→ **TEXT UNDER STUDY**:
Saturday, 30 August 2014

My very first bakes - Tarte Tatin and Pineapple Upsidedown Cake

For my first bake I decided upon a Tarte Tatin, which is something I have wanted to taste, for such a long time.  I just loved the idea of the caramelised apples.  However the recipe I decided upon didn't have puff pastry, as is most common for a tatin, but rather it used shortcrust pastry.  But, even with the shortcrust pastry it wasn't to be rolled out and laid over the top of the apples. Rather it would be grated.

Now, as this was my first bake, and I had no idea just how much I would enjoy baking, it didn't occur to me to take a photo of the end result.  When I next make this recipe, though, I will take a photo and add it to this post.

The recipe I followed, with some additional comments, is below:

For the pastry
For the filling
  • 6 Braeburn apples, peeled, cored and cut into 8-12 wedges.  You can use other firm apples such as Cox's, but I just love Braeburns
  • ¼ lemon
  • 110g/4oz caster sugar
  • 110g/4oz butter
To serve
  1. Preheat the oven to 250C/500F/Gas 9.
  2. First, make the pastry. In a food processor, mix the flour, butter and icing sugar just until they resemble breadcrumbs. Add the egg yolks and, using the pulse button, mix until it comes together in a dough. Note:  I didn't have a food processor, so I crumbed the flour, butter and icing sugar between my fingertips.  Then when I achieved the breadcrumb state I added the other ingredients and mixed together. 
  3. Remove the dough from the mixer bowl and divide into two pieces. Wrap in clingfilm and put in the freezer to chill for at least an hour.

→ **TASK DETAILS**: In the baking post, what type of pastry does the chosen Tarte Tatin recipe use instead of puff pastry? The lines after this point are separate material with no connection to the baking post.

→ **INFORMATION**:

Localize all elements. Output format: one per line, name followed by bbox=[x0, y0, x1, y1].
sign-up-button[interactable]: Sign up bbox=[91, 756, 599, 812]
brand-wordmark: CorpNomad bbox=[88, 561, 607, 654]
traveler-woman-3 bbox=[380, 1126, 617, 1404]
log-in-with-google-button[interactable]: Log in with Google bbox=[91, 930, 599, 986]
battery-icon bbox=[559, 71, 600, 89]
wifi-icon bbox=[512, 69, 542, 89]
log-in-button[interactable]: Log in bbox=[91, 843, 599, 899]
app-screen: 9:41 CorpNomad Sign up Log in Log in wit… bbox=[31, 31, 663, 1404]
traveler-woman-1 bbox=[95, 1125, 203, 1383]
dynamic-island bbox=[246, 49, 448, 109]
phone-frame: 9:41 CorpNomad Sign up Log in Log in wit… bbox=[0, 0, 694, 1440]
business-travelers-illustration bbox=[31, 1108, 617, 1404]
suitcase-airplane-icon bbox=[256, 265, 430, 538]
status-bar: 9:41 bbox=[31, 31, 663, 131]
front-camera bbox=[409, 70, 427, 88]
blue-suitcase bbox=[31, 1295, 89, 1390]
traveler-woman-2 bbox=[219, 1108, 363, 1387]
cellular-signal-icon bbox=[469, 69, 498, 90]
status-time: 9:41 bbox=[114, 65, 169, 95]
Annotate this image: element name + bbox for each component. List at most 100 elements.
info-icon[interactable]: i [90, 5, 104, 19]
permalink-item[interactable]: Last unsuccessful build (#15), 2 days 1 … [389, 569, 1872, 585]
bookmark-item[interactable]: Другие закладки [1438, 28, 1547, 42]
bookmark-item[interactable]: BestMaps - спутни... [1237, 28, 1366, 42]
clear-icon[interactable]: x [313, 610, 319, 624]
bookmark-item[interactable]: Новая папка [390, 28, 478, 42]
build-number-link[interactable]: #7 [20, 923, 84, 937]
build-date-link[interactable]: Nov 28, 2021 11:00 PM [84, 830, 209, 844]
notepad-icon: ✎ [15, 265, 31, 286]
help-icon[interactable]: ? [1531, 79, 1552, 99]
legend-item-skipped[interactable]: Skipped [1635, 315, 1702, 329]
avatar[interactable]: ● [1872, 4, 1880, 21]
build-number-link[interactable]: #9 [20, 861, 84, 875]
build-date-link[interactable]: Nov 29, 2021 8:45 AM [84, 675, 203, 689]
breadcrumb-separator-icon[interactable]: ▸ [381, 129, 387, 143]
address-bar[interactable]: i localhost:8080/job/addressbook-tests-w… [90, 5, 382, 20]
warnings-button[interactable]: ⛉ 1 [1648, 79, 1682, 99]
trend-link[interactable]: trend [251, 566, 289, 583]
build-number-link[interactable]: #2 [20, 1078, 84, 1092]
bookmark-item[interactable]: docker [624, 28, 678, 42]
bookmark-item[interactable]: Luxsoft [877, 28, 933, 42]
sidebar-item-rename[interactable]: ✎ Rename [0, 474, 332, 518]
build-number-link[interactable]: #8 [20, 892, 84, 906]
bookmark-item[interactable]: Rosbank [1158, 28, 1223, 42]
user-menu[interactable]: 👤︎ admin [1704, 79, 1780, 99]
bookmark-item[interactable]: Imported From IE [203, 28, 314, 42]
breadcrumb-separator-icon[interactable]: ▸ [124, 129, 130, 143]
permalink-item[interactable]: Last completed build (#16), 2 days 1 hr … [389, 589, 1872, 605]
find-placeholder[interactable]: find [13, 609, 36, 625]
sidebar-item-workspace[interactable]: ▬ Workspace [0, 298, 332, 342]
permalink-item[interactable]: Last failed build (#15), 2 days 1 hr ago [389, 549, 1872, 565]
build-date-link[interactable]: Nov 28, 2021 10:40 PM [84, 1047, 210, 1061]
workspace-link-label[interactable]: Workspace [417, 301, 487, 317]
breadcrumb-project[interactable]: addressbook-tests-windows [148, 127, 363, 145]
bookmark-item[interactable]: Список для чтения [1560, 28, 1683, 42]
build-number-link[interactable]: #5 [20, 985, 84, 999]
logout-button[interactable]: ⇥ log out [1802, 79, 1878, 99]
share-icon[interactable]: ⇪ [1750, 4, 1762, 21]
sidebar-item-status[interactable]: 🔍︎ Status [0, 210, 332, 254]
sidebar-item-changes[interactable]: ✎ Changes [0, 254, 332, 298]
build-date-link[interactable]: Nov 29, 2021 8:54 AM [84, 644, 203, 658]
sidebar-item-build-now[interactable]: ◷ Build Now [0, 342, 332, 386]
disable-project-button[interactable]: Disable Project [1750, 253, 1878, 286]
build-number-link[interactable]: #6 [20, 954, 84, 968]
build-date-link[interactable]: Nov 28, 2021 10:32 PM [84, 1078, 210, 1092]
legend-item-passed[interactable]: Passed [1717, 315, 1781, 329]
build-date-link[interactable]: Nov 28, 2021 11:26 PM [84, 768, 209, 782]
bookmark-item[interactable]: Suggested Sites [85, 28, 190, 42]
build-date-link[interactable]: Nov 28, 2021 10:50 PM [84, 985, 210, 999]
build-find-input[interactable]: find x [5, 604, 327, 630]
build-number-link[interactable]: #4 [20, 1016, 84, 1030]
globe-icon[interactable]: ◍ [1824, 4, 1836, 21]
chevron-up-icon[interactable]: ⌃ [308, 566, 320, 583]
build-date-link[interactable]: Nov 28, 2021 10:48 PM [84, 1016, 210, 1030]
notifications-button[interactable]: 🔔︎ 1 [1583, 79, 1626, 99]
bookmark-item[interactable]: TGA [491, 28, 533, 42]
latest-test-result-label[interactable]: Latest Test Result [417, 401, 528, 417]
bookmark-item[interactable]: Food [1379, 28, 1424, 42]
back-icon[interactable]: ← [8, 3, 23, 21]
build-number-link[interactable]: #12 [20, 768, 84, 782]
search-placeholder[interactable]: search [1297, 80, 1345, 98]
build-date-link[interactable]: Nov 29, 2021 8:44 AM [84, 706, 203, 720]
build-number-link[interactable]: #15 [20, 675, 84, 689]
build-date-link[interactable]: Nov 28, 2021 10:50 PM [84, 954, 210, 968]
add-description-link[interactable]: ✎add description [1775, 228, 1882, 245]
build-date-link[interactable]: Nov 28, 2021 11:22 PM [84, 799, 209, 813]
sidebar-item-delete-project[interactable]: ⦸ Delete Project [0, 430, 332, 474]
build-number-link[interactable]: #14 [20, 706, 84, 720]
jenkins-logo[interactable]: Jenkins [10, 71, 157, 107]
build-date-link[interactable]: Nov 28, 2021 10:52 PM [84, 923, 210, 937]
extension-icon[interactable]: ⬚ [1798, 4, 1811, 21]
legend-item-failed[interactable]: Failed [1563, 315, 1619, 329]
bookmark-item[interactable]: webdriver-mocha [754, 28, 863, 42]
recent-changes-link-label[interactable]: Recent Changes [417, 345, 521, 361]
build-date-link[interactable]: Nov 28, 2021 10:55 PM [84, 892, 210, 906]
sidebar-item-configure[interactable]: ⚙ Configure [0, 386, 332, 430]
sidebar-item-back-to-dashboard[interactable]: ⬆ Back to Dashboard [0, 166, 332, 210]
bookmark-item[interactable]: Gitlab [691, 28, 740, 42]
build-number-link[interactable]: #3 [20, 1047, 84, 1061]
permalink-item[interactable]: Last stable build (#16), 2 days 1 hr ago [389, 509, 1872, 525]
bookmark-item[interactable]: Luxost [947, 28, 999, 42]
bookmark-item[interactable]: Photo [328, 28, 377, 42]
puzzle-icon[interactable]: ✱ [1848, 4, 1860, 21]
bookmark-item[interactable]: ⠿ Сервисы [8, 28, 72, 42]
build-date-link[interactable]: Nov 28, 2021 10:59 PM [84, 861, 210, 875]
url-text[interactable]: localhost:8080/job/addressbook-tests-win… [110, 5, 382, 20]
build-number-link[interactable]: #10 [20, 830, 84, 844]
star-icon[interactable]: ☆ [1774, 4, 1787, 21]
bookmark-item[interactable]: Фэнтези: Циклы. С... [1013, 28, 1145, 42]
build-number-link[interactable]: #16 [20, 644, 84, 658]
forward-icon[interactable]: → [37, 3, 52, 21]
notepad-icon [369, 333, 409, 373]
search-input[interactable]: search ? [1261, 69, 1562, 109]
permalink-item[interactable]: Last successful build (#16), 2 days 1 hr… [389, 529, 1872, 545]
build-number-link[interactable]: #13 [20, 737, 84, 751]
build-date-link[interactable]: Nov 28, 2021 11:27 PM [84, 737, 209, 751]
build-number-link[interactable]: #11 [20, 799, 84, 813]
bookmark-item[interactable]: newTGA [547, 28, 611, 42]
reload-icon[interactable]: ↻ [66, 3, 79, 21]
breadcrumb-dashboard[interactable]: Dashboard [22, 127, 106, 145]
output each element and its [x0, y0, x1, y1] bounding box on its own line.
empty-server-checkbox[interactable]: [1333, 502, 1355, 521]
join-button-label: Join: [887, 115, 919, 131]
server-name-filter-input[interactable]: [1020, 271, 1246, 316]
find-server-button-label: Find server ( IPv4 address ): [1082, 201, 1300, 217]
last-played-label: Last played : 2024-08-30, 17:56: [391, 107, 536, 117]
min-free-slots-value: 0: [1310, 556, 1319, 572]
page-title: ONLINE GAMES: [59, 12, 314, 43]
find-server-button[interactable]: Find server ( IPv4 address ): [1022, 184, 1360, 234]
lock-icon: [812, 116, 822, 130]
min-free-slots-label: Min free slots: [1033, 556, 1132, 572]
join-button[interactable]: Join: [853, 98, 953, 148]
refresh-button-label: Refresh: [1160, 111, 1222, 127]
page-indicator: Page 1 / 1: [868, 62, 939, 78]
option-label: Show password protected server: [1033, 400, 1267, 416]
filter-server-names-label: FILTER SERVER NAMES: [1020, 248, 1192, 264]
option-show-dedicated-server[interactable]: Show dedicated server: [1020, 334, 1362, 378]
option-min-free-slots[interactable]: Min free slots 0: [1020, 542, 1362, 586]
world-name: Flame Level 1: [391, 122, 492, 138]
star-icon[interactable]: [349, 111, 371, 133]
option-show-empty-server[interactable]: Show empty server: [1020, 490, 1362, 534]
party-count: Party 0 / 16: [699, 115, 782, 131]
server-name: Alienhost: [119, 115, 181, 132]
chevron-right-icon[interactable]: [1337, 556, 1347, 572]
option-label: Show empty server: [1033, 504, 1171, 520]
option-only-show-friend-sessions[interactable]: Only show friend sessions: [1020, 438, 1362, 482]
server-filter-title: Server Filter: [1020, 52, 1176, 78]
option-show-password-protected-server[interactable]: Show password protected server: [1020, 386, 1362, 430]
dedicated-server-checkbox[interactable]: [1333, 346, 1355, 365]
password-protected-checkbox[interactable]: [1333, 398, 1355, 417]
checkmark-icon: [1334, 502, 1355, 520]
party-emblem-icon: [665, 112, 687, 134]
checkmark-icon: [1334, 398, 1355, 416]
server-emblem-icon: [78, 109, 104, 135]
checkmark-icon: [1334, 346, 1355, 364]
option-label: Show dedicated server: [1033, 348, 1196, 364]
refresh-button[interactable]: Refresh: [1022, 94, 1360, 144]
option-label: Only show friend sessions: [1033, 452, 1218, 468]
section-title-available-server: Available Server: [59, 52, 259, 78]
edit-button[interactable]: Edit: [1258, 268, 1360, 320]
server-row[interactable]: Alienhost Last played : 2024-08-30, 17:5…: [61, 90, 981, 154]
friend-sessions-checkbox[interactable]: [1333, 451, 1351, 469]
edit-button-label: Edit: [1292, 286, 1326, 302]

→ **SOLUTION FOR THIS TASK**: Shortcrust pastry.